»»
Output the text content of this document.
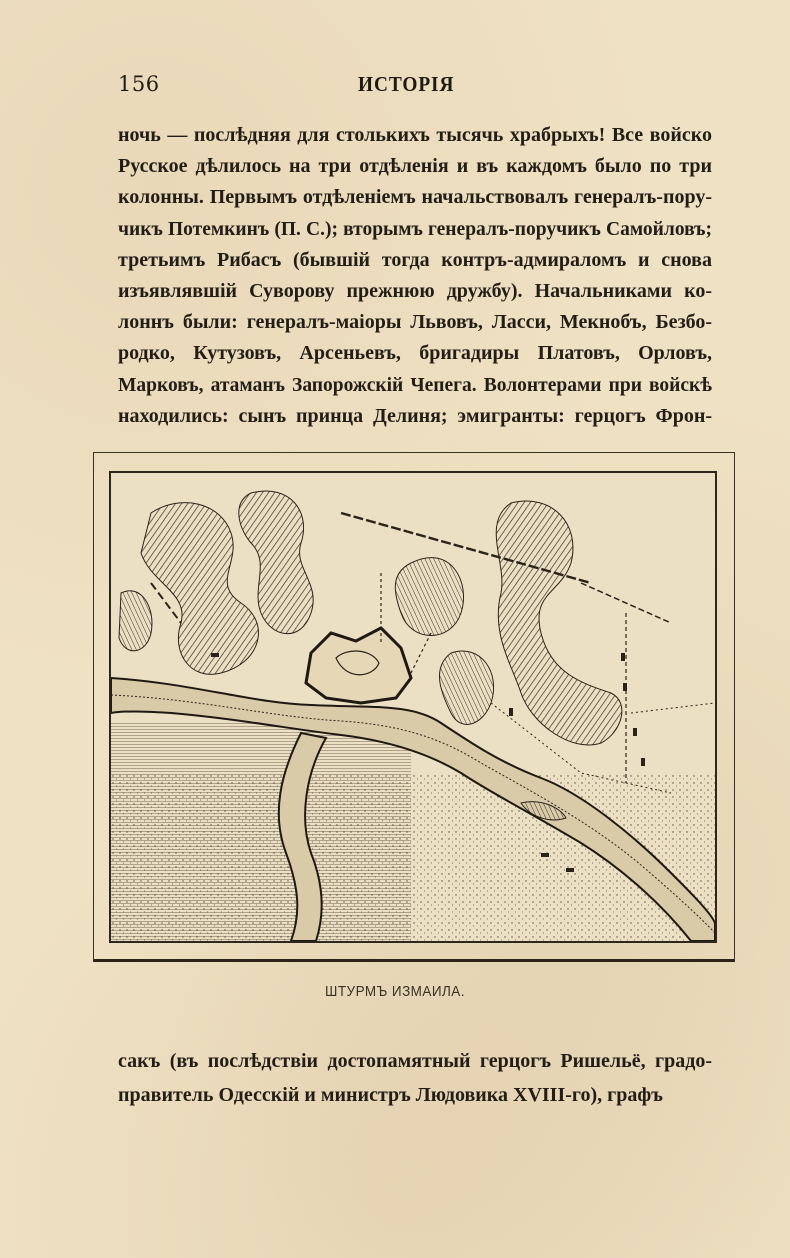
156	ИСТОРІЯ
ночь — послѣдняя для столькихъ тысячь храбрыхъ! Все войско
Русское дѣлилось на три отдѣленія и въ каждомъ было по три
колонны. Первымъ отдѣленіемъ начальствовалъ генералъ-пору-
чикъ Потемкинъ (П. С.); вторымъ генералъ-поручикъ Самойловъ;
третьимъ Рибасъ (бывшій тогда контръ-адмираломъ и снова
изъявлявшій Суворову прежнюю дружбу). Начальниками ко-
лоннъ были: генералъ-маіоры Львовъ, Ласси, Мекнобъ, Безбо-
родко, Кутузовъ, Арсеньевъ, бригадиры Платовъ, Орловъ,
Марковъ, атаманъ Запорожскій Чепега. Волонтерами при войскѣ
находились: сынъ принца Делиня; эмигранты: герцогъ Фрон-
ШТУРМЪ ИЗМАИЛА.
сакъ (въ послѣдствіи достопамятный герцогъ Ришельё, градо-
правитель Одесскій и министръ Людовика XVIII-го), графъ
««
→ GOAL OF THE EXERCISE
How many lines of these entries contain the string "генералъ"? Reply with the number alone.

→ REPLY
3